━━━ RECORD EXTRACTS

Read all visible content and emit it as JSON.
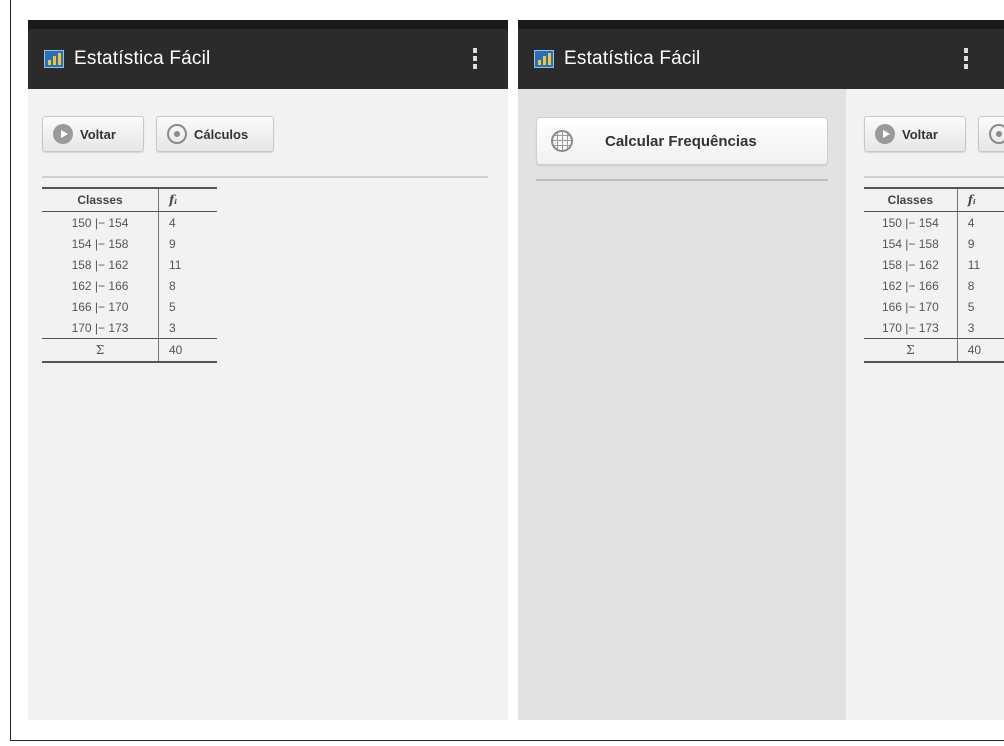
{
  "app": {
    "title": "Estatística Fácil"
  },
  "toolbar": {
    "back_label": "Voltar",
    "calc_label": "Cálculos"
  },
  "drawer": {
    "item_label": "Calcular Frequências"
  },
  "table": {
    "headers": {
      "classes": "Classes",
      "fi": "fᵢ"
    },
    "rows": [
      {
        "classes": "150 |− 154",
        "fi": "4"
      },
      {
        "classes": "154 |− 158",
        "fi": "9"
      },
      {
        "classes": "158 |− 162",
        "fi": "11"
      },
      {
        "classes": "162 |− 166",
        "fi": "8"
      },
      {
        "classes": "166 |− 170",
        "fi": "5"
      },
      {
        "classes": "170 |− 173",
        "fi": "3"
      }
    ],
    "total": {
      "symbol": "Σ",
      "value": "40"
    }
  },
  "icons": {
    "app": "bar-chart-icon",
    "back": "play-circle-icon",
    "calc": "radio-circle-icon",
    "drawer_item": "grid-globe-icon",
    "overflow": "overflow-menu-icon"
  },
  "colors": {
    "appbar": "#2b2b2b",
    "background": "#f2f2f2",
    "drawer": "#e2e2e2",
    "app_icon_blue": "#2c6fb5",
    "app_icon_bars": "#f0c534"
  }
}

━━━━━━
━━━ RECORD EXTRACTS

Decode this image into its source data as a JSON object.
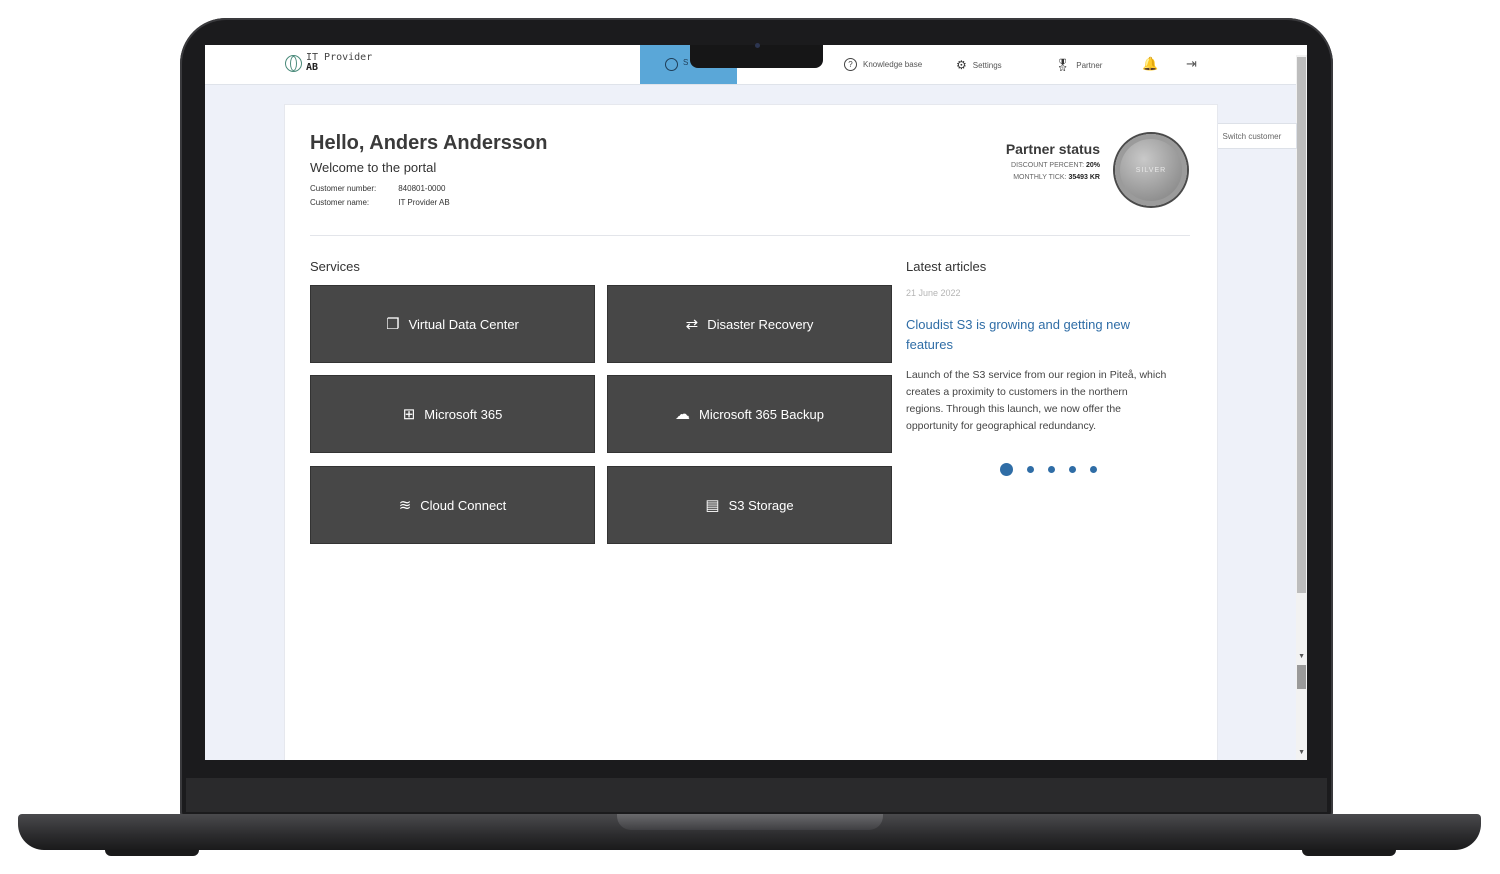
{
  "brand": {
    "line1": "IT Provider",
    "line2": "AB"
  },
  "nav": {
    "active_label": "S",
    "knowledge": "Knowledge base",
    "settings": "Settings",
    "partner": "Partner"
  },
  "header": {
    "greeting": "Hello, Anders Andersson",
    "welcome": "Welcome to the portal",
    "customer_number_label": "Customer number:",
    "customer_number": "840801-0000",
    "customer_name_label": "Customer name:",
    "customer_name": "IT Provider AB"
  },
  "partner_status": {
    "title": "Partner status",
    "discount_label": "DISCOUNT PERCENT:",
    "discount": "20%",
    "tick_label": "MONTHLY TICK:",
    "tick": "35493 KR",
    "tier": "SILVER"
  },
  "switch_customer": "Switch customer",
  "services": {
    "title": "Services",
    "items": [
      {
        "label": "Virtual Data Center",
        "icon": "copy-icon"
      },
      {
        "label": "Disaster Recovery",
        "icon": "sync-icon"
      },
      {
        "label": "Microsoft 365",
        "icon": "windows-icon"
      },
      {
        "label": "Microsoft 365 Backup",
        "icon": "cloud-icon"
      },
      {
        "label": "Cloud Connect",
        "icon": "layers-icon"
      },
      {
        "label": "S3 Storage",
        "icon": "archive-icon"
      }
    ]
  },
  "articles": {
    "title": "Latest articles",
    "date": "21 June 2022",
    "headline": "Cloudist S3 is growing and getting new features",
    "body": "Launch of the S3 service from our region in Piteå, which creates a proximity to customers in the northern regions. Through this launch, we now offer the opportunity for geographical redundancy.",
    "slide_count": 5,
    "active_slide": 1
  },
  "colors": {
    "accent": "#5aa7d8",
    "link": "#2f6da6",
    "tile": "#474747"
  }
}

━━━━━━

Across the records above, count the lines holding "this" and reply with that number alone.

2